WORK TO BE COMPLETED:
Revise the data below by replacing "screenshot" with "screen capture" and leaving everything else unchanged. Omit the pictures from your answer.

TASK INPUTS:
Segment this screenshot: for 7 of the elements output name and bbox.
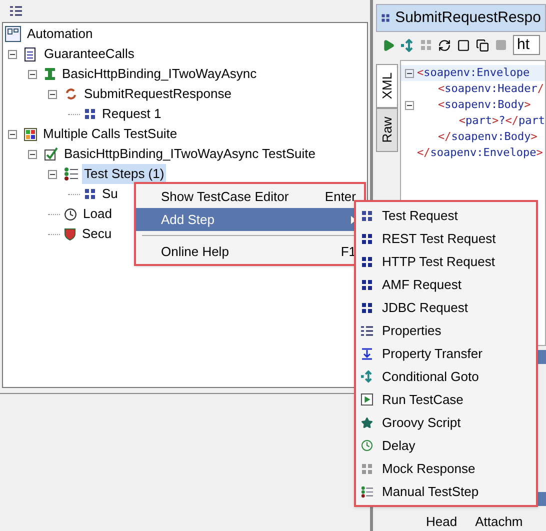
code-line: </soapenv:Envelope> — [417, 144, 543, 161]
code-line: <part>?</part — [458, 112, 545, 129]
code-line: <soapenv:Envelope — [417, 64, 530, 81]
code-line: <soapenv:Body> — [438, 96, 531, 113]
code-line: <soapenv:Header/ — [438, 80, 544, 97]
editor-title: SubmitRequestRespo — [395, 8, 541, 28]
code-line: </soapenv:Body> — [438, 128, 538, 145]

TASK OUTPUT:
Segment this screen capture: for 7 of the elements output name and bbox.
code-line: </soapenv:Envelope> — [417, 144, 543, 161]
code-line: <part>?</part — [458, 112, 545, 129]
code-line: <soapenv:Envelope — [417, 64, 530, 81]
code-line: <soapenv:Body> — [438, 96, 531, 113]
code-line: <soapenv:Header/ — [438, 80, 544, 97]
editor-title: SubmitRequestRespo — [395, 8, 541, 28]
code-line: </soapenv:Body> — [438, 128, 538, 145]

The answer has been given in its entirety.